### [STATED TASK]
Go through the entries below and collect each line with the string "الأول" in it.

### [DATA LINES]
┌──

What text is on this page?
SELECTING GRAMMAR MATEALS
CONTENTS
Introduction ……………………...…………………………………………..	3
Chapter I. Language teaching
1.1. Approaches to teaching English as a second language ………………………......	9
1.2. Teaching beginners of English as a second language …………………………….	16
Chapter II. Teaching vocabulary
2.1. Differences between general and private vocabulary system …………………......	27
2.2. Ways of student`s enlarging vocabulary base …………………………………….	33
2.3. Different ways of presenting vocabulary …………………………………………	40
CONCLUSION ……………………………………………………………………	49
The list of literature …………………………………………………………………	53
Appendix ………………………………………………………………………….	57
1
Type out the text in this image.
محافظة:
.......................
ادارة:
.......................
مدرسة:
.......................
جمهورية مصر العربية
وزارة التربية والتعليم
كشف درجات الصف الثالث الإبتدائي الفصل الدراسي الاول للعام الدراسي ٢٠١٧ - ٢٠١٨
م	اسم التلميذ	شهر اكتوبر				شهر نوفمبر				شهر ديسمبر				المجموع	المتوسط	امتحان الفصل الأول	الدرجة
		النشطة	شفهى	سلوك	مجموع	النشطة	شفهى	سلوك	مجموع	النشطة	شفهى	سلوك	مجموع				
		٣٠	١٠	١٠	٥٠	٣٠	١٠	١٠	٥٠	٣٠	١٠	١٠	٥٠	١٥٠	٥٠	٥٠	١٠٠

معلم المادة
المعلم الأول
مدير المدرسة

└──

### [ANSWER TO THIS EXERCISE]
م	اسم التلميذ	شهر اكتوبر				شهر نوفمبر				شهر ديسمبر				المجموع	المتوسط	امتحان الفصل الأول	الدرجة
المعلم الأول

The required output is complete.